- [INSTRUCTIONS TO FOLLOW]:
Give again only the lines from the line that holds "Read all visible content and emit it as JSON." to the end of the data, inclusive, omitting all pictures.

- [RECORDS FOR THE TASK]:
-- -- --
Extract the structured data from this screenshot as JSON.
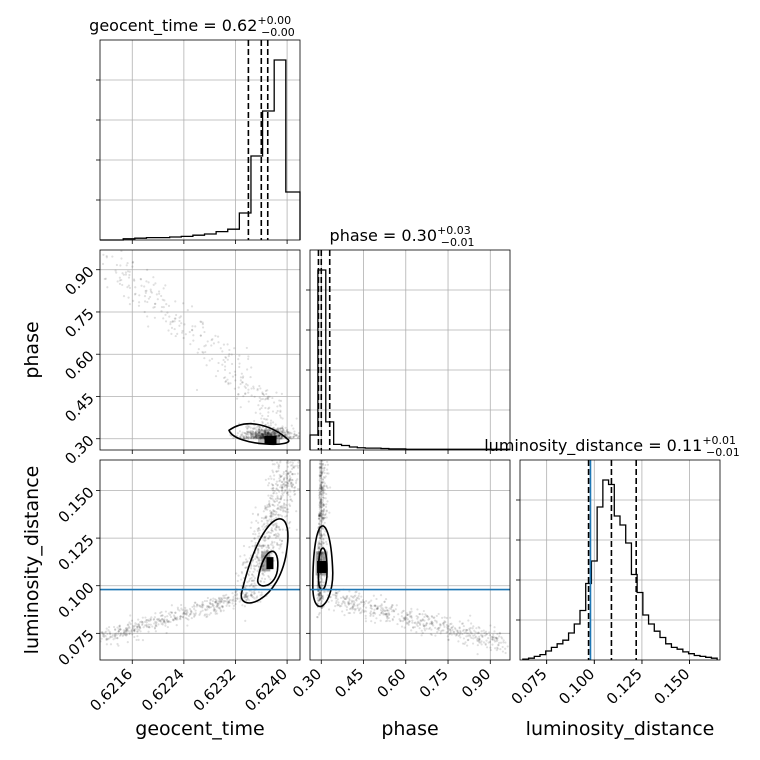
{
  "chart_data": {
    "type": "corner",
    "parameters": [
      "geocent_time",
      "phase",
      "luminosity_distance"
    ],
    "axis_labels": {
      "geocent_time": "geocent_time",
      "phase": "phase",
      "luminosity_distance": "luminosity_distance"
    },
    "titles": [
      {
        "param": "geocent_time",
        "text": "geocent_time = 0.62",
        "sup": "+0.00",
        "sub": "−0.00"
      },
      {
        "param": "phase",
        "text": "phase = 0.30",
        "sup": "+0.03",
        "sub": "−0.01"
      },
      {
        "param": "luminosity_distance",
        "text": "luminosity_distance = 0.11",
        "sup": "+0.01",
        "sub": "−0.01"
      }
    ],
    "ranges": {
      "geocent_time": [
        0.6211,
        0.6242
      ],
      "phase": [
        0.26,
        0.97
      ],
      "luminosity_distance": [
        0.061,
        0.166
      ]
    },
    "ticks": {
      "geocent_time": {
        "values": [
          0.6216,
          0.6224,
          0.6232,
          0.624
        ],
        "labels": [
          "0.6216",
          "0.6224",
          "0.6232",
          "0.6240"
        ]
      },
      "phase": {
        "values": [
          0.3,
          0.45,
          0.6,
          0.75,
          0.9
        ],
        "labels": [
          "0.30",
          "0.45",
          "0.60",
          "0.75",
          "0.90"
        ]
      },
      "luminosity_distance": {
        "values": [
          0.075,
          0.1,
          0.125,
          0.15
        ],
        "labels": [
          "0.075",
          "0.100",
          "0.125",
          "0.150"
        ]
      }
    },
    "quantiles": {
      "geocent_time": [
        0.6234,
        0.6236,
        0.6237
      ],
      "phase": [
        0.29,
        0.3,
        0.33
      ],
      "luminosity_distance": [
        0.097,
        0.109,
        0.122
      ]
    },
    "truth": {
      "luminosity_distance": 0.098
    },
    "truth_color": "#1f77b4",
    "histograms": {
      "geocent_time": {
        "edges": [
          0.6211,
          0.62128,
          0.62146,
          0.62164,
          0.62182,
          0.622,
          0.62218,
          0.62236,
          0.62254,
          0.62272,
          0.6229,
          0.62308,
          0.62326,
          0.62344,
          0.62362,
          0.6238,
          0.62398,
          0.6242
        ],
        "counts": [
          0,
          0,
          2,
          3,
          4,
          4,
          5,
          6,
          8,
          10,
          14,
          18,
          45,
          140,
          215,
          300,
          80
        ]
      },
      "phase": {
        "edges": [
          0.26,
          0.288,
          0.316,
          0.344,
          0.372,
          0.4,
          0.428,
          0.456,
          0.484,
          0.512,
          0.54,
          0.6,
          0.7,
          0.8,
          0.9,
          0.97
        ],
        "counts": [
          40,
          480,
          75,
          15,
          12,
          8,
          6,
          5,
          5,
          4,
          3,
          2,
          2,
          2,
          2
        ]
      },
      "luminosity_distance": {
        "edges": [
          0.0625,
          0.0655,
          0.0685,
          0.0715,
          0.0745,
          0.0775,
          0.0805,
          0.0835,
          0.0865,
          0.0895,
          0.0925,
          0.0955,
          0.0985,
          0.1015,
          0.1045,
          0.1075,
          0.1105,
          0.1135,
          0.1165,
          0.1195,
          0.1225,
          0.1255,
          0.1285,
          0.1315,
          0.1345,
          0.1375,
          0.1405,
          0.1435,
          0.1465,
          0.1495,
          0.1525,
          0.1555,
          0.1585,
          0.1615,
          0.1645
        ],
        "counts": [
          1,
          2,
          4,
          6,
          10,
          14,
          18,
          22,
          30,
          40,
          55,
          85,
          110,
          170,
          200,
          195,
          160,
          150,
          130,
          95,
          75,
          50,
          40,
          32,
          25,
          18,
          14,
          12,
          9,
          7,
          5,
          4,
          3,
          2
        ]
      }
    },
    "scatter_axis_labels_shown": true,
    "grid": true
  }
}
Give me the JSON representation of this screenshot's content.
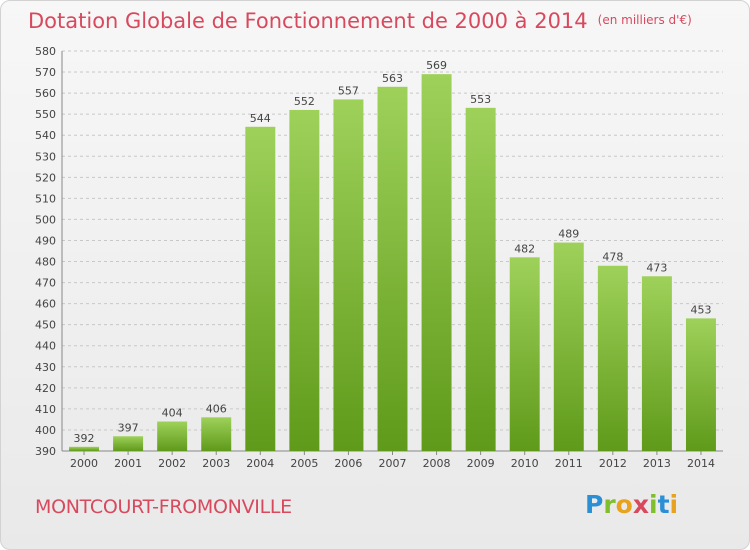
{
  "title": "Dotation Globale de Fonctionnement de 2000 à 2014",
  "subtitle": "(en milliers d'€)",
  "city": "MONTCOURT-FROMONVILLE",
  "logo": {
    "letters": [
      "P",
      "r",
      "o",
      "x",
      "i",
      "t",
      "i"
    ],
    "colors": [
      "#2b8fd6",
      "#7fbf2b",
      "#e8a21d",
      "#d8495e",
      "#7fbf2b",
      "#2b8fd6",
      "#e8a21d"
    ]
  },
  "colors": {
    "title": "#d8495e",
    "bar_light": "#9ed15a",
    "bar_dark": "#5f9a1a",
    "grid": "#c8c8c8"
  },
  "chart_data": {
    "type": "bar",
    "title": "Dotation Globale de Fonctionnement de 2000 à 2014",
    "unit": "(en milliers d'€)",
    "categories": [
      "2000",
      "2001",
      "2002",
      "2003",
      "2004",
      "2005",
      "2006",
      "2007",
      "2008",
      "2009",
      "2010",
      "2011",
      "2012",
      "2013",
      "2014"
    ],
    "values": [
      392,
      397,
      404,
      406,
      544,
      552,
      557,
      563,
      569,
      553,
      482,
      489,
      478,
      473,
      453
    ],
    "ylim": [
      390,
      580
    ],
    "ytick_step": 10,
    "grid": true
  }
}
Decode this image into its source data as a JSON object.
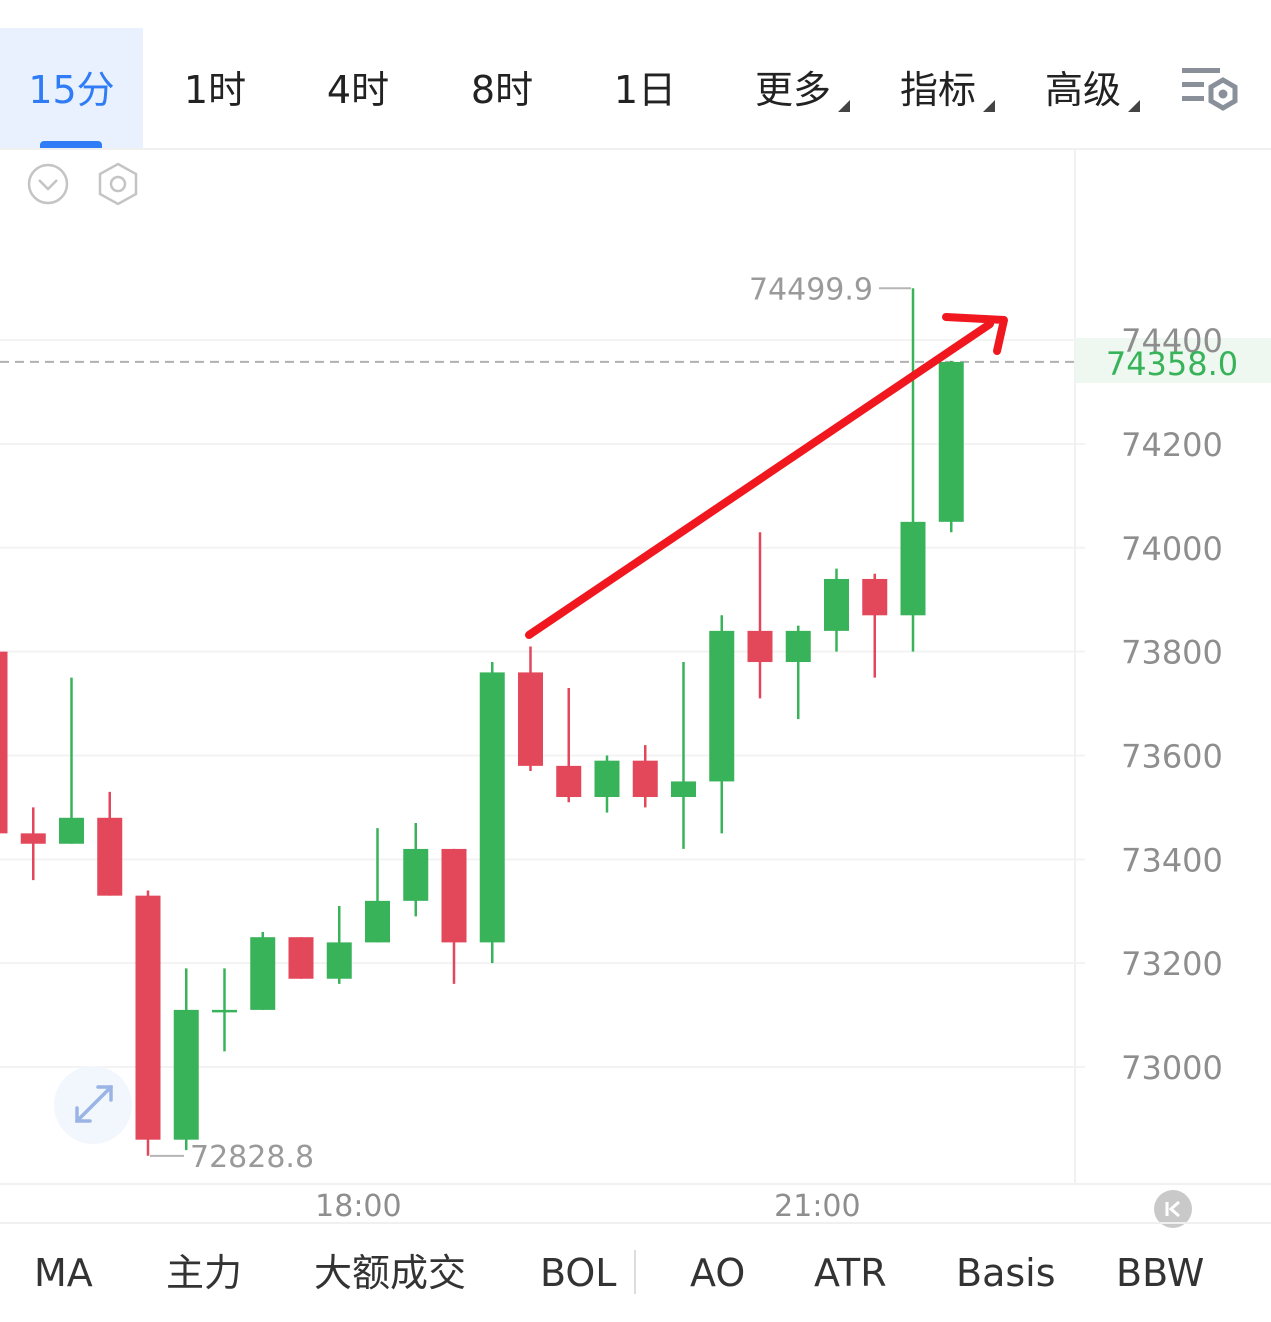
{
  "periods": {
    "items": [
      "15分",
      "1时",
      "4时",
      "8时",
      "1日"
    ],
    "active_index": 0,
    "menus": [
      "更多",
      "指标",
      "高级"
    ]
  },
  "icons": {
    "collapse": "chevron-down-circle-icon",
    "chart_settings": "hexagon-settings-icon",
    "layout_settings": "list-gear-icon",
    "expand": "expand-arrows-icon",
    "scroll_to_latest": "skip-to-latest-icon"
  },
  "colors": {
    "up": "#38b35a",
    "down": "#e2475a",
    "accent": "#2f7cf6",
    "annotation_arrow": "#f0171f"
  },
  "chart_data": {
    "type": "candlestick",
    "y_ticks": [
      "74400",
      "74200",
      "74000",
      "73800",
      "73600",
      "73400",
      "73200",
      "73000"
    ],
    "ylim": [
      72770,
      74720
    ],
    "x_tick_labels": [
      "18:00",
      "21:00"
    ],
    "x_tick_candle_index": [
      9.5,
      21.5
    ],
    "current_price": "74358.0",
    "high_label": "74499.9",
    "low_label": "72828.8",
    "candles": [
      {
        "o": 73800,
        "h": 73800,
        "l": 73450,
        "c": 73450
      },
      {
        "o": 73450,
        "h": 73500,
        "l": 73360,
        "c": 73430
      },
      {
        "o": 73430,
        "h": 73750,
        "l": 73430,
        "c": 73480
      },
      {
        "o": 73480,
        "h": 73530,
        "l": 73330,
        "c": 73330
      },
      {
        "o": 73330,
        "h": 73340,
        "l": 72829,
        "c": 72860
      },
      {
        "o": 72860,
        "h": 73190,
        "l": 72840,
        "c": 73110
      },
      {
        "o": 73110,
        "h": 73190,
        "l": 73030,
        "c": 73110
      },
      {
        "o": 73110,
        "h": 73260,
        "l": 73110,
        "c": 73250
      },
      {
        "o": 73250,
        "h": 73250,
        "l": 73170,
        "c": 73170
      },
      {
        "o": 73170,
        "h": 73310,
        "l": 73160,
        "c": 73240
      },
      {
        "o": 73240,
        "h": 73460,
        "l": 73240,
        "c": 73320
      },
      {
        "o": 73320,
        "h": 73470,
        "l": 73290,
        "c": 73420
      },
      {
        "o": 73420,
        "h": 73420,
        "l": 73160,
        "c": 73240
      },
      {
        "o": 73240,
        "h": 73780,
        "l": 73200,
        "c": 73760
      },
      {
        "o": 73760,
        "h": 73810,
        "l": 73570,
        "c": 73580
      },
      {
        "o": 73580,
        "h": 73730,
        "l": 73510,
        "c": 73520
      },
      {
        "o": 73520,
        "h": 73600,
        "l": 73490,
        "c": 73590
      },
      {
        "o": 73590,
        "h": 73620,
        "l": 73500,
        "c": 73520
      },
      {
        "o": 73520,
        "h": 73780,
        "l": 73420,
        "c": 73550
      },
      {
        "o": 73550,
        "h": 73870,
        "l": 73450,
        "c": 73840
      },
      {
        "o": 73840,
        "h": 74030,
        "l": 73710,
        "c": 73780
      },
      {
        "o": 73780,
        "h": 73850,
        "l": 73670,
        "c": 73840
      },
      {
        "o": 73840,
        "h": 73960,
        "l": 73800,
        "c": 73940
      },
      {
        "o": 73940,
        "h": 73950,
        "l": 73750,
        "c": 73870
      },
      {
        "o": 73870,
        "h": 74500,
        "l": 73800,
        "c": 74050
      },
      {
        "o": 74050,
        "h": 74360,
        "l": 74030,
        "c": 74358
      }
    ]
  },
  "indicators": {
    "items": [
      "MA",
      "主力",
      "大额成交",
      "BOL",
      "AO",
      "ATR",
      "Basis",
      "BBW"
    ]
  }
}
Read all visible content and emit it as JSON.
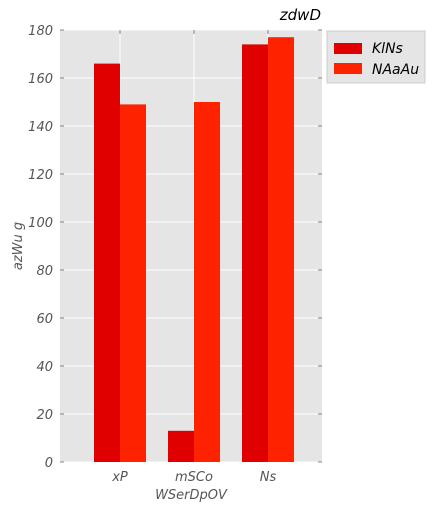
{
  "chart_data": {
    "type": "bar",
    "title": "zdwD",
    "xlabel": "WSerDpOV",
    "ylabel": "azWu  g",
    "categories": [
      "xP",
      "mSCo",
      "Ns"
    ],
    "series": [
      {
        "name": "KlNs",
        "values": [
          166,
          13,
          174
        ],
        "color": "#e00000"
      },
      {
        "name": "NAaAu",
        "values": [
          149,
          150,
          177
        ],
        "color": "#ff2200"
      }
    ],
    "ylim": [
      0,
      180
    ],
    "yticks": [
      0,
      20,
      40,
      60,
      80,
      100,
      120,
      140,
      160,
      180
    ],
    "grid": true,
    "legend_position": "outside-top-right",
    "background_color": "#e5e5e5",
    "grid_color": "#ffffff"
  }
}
-- -- --
- [THE COMPLETED TASK]:
Read all visible content and emit it as JSON.
{
  "chart_data": {
    "type": "bar",
    "title": "zdwD",
    "xlabel": "WSerDpOV",
    "ylabel": "azWu  g",
    "categories": [
      "xP",
      "mSCo",
      "Ns"
    ],
    "series": [
      {
        "name": "KlNs",
        "values": [
          166,
          13,
          174
        ],
        "color": "#e00000"
      },
      {
        "name": "NAaAu",
        "values": [
          149,
          150,
          177
        ],
        "color": "#ff2200"
      }
    ],
    "ylim": [
      0,
      180
    ],
    "yticks": [
      0,
      20,
      40,
      60,
      80,
      100,
      120,
      140,
      160,
      180
    ],
    "grid": true,
    "legend_position": "outside-top-right",
    "background_color": "#e5e5e5",
    "grid_color": "#ffffff"
  }
}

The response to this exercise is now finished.